- Document excerpt -
___

Understanding the performance costs of hub execution.

brianh · 2022-09-23 13:56

Hi all. I'm new to the P2 and could use some help understanding this from a code execution time and predictability standpoint.

For my P1 project, I needed a relatively small amount of code with very low latency (<400 ns in many areas). I followed the "typical" model of writing PASM code for cog RAM with tight loops and pin wait code, and only used Spin1 to provide some simple start/stop/configure cog semantics and hub "mailbox" message passing. I'm sure we've all seen this model for coding on both the P1 and P2.

For my P2 project, I have more head room on the latency side, and my application is much more complicated. This makes me want to write much more code in Spin2 and use PASM2 much more sparingly. I'd like to try to have cog execution/RAM only used for running inline PASM2 code that is put in as an optimization, and probably also for code that is interrupt triggered (though, I don't really understand P2 interrupts and events very well, yet). I'll use smart pins too, and would prefer to manage them from Spin2.

I think this means that my code's critical sections will incur only the performance cost of moving them to cog RAM each time they execute, or the performance cost of hub execution if the compiler doesn't move them. Is this correct? How do I choose between these two options, and is there a straight-forward way to measure this cost and have it be predictable? Also, in cases where this performance cost is not tenable, is an event/interrupt handler that permanently resides in cog RAM the right solution? How to set those up and how do I also measure the performance overhead for that code?

Really, my goal here is to make the best use I can of Spin2 so that my code is simpler and easier to maintain in all the non-critical places. How best to do that, while cleanly integrating PASM2 for critical sections, and understanding my performance trade-offs and implications- that is the crux of my question. Also, I'm very happy to be pointed to existing, relevant, parts of the P2 documentation for the answer, too.

Best.

pik33 · 2022-09-23 14:25

Hub execution in a P2 is the same speed as cog execution, except:

you cannot use FIFO, as it is used by the hub execution itself (and makes it fast)
several instructions, mainly jumps, (and then loops) are slower, as the jump if taken, needs to reload the FIFO
skipf doesnt work any faster than stadard skip
you can not have interrupts (at least using Flexprop, I don't know how Propeller Tool handles this)
maybe there are several other restriction I can't remember now

When using Flexprop you can insert PASM code in 2 ways: either make the compiler to move the asm code to the cog and execute it from there, or inline it into the hub ram program.

As flexprop can compile Basic and C you can also consider using one of these languages too.

Wuerfel_21 · 2022-09-23 14:26

The answer depends on wether you're using the official Spin2 compiler or flexspin.

___

(Records from a data collection)
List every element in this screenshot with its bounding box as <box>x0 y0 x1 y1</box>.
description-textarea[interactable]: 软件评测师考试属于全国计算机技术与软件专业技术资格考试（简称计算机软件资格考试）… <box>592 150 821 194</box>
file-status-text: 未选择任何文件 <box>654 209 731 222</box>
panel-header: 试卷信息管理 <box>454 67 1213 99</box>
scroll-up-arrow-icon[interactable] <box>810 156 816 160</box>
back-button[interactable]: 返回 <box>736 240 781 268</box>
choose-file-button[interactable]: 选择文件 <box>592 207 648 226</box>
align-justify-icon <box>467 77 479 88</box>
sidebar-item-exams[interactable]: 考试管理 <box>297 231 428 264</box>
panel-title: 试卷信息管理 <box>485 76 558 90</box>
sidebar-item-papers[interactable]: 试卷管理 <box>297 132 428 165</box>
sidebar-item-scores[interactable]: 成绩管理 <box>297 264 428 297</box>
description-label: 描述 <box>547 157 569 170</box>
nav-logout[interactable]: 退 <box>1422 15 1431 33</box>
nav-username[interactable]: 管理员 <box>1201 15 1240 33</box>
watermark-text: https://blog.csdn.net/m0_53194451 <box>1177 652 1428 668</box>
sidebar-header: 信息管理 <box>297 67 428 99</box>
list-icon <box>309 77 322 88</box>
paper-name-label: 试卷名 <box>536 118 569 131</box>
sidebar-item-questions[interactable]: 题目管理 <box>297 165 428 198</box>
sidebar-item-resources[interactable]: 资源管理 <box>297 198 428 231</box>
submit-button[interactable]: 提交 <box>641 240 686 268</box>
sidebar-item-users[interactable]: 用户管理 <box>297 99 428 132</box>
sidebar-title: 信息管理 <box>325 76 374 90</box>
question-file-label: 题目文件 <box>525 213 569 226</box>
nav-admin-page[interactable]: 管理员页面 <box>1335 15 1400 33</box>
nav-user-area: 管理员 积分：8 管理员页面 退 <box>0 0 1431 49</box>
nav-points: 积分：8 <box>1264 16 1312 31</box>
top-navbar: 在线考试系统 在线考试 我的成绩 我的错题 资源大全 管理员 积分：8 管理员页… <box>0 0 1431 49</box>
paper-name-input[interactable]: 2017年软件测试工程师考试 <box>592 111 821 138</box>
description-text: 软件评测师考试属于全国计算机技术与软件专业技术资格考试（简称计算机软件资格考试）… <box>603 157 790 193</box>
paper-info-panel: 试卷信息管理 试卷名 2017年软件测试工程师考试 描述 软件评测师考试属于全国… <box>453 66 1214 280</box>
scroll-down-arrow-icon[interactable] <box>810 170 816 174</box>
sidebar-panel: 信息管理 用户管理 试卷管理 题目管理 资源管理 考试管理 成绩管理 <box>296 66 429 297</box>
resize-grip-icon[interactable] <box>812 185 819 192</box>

___

- Work to be completed -
Please mark each statement below as yes or no according to the forum thread on hub execution, and quote the words from the thread that settle it.
(a) The original poster's P1 project needed latency under 400 ns in many areas.
(b) According to pik33, taken jumps cost nothing extra in hub execution because the FIFO stays loaded.
(c) pik33 notes that Flexprop can compile Basic and C.

- Answer below -
(a) Yes: "very low latency (<400 ns in many areas)"
(b) No: "the jump if taken, needs to reload the FIFO"
(c) Yes: "flexprop can compile Basic and C"